Set problem => Retype the material below. Keep every word exactly as it is.

Data records =>
begin

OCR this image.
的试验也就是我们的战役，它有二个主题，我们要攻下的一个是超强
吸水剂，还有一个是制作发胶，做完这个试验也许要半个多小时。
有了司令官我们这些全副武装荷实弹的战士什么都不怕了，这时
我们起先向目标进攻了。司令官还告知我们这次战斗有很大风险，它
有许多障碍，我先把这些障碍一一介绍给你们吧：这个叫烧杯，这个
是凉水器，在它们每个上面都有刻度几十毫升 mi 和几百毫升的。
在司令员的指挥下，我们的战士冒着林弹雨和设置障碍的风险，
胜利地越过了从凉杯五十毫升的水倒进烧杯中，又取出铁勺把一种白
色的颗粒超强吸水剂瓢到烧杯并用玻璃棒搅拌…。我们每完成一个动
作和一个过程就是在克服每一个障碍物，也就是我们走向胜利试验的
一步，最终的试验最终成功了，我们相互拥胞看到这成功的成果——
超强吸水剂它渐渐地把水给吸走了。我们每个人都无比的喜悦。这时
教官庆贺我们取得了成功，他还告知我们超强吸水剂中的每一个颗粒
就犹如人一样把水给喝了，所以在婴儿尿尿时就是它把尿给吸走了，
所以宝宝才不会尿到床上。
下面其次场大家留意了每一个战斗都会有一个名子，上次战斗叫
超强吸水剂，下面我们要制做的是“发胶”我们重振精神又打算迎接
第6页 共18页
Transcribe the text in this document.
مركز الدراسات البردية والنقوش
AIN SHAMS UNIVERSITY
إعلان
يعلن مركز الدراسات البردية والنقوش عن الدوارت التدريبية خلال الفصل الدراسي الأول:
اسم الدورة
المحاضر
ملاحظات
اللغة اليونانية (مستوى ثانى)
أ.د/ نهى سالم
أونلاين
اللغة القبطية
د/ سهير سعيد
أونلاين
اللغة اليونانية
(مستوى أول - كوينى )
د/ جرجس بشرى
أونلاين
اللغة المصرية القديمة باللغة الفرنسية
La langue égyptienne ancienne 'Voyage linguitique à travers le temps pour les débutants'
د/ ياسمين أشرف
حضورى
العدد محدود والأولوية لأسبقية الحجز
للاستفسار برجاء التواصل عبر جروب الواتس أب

end

Response to this task =>
OCR this image.
的试验也就是我们的战役，它有二个主题，我们要攻下的一个是超强
吸水剂，还有一个是制作发胶，做完这个试验也许要半个多小时。
有了司令官我们这些全副武装荷实弹的战士什么都不怕了，这时
我们起先向目标进攻了。司令官还告知我们这次战斗有很大风险，它
有许多障碍，我先把这些障碍一一介绍给你们吧：这个叫烧杯，这个
是凉水器，在它们每个上面都有刻度几十毫升 mi 和几百毫升的。
在司令员的指挥下，我们的战士冒着林弹雨和设置障碍的风险，
胜利地越过了从凉杯五十毫升的水倒进烧杯中，又取出铁勺把一种白
色的颗粒超强吸水剂瓢到烧杯并用玻璃棒搅拌…。我们每完成一个动
作和一个过程就是在克服每一个障碍物，也就是我们走向胜利试验的
一步，最终的试验最终成功了，我们相互拥胞看到这成功的成果——
超强吸水剂它渐渐地把水给吸走了。我们每个人都无比的喜悦。这时
教官庆贺我们取得了成功，他还告知我们超强吸水剂中的每一个颗粒
就犹如人一样把水给喝了，所以在婴儿尿尿时就是它把尿给吸走了，
所以宝宝才不会尿到床上。
下面其次场大家留意了每一个战斗都会有一个名子，上次战斗叫
超强吸水剂，下面我们要制做的是“发胶”我们重振精神又打算迎接
第6页 共18页
Transcribe the text in this document.
مركز الدراسات البردية والنقوش
AIN SHAMS UNIVERSITY
إعلان
يعلن مركز الدراسات البردية والنقوش عن الدوارت التدريبية خلال الفصل الدراسي الأول:
اسم الدورة
المحاضر
ملاحظات
اللغة اليونانية (مستوى ثانى)
أ.د/ نهى سالم
أونلاين
اللغة القبطية
د/ سهير سعيد
أونلاين
اللغة اليونانية
(مستوى أول - كوينى )
د/ جرجس بشرى
أونلاين
اللغة المصرية القديمة باللغة الفرنسية
La langue égyptienne ancienne 'Voyage linguitique à travers le temps pour les débutants'
د/ ياسمين أشرف
حضورى
العدد محدود والأولوية لأسبقية الحجز
للاستفسار برجاء التواصل عبر جروب الواتس أب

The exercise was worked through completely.